START Supplied material
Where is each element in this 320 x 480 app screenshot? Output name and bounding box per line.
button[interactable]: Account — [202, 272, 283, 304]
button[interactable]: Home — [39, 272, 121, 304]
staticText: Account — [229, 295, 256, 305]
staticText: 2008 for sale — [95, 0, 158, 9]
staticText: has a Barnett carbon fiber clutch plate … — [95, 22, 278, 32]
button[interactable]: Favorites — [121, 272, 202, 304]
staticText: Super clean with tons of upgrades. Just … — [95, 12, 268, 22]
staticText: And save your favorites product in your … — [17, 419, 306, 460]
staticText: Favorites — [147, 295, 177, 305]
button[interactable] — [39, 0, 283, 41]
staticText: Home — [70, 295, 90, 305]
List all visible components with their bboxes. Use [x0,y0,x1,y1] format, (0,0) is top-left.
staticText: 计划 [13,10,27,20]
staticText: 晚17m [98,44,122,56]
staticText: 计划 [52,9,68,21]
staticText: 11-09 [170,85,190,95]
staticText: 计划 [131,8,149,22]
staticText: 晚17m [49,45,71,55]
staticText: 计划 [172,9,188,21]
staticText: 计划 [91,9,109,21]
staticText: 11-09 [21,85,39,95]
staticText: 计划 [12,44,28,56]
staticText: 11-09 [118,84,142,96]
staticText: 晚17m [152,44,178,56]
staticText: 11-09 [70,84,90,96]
END Supplied material
What to produce:
Can you copy every line of the records above with no changes?

Exercise answer:
Where is each element in this 320 x 480 app screenshot? Output name and bounding box per line.
button[interactable]: Account — [202, 272, 283, 304]
button[interactable]: Home — [39, 272, 121, 304]
staticText: Account — [229, 295, 256, 305]
staticText: 2008 for sale — [95, 0, 158, 9]
staticText: has a Barnett carbon fiber clutch plate … — [95, 22, 278, 32]
button[interactable]: Favorites — [121, 272, 202, 304]
staticText: Super clean with tons of upgrades. Just … — [95, 12, 268, 22]
staticText: And save your favorites product in your … — [17, 419, 306, 460]
staticText: Favorites — [147, 295, 177, 305]
button[interactable] — [39, 0, 283, 41]
staticText: Home — [70, 295, 90, 305]
List all visible components with their bboxes. Use [x0,y0,x1,y1] format, (0,0) is top-left.
staticText: 计划 [13,10,27,20]
staticText: 晚17m [98,44,122,56]
staticText: 计划 [52,9,68,21]
staticText: 11-09 [170,85,190,95]
staticText: 计划 [131,8,149,22]
staticText: 晚17m [49,45,71,55]
staticText: 计划 [172,9,188,21]
staticText: 计划 [91,9,109,21]
staticText: 11-09 [21,85,39,95]
staticText: 计划 [12,44,28,56]
staticText: 11-09 [118,84,142,96]
staticText: 晚17m [152,44,178,56]
staticText: 11-09 [70,84,90,96]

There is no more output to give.